### Stored records

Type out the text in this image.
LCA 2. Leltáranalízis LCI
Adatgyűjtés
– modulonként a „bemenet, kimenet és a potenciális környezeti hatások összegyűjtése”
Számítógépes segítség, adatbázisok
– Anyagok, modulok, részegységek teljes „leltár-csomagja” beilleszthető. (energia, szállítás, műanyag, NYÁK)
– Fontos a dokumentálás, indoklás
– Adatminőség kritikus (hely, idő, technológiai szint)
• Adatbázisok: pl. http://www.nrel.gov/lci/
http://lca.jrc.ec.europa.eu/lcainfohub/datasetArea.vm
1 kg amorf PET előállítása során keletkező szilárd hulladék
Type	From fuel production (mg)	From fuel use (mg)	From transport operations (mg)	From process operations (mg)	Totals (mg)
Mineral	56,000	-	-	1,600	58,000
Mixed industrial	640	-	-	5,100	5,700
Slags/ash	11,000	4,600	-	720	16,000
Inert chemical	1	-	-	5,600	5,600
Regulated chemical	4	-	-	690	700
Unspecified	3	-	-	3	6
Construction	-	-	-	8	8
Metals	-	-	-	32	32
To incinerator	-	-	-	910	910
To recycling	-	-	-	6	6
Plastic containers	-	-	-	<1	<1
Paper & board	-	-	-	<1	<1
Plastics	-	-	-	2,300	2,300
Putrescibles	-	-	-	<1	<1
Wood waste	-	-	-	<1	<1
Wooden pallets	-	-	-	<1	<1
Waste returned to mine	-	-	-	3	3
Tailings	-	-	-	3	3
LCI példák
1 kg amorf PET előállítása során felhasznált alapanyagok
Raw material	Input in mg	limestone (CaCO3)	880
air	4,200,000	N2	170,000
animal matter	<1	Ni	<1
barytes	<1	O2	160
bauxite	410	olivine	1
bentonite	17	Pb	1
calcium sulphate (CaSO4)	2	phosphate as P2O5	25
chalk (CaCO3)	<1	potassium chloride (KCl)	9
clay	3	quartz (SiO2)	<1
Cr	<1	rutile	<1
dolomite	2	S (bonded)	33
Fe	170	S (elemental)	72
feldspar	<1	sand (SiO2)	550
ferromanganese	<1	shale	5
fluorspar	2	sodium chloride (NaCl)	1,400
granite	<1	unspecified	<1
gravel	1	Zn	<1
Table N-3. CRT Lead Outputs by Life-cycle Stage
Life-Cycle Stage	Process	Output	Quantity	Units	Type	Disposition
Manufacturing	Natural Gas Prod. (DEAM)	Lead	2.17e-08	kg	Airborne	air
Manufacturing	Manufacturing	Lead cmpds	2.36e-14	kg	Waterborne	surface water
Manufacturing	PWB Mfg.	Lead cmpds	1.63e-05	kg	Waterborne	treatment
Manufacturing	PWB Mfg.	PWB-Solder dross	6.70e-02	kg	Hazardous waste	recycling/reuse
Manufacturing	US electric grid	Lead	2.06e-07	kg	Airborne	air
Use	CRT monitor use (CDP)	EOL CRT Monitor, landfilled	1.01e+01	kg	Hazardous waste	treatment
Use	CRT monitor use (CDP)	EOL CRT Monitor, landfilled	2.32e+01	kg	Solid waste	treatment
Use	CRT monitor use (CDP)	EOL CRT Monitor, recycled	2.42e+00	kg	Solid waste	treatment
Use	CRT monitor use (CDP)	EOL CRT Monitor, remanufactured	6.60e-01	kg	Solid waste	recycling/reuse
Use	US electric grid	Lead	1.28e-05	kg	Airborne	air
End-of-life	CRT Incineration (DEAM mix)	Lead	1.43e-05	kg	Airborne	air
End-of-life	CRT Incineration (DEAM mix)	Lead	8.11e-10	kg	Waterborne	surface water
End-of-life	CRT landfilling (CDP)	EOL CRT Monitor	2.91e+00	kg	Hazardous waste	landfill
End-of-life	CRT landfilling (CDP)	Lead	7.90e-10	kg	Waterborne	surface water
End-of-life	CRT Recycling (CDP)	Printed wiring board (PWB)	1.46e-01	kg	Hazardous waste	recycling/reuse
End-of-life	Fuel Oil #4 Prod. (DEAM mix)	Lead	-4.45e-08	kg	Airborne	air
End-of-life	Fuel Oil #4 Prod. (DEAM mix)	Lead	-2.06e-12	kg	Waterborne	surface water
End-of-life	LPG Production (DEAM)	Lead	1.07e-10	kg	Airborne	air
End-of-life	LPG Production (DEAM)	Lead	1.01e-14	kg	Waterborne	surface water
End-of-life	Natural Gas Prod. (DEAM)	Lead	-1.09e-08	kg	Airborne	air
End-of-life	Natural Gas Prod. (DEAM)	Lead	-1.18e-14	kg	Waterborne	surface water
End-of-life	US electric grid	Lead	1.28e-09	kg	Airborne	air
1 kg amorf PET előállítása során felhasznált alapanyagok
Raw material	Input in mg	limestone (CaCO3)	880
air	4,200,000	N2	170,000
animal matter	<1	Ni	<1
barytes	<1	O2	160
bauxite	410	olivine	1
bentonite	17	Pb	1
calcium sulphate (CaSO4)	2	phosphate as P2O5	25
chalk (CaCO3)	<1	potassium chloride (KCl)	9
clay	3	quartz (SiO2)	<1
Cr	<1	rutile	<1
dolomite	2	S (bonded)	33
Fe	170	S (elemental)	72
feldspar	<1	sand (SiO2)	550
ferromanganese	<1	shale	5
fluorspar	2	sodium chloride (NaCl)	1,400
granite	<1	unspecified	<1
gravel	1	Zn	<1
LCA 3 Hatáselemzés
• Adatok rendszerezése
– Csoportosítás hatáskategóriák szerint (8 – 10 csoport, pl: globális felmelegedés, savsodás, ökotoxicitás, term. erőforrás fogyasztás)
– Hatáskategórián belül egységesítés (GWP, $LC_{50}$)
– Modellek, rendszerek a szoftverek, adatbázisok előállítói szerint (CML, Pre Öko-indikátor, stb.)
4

### Exercise instructions
Select every line of the records holding the string "grid".

### Reply
Manufacturing	US electric grid	Lead	2.06e-07	kg	Airborne	air
Use	US electric grid	Lead	1.28e-05	kg	Airborne	air
End-of-life	US electric grid	Lead	1.28e-09	kg	Airborne	air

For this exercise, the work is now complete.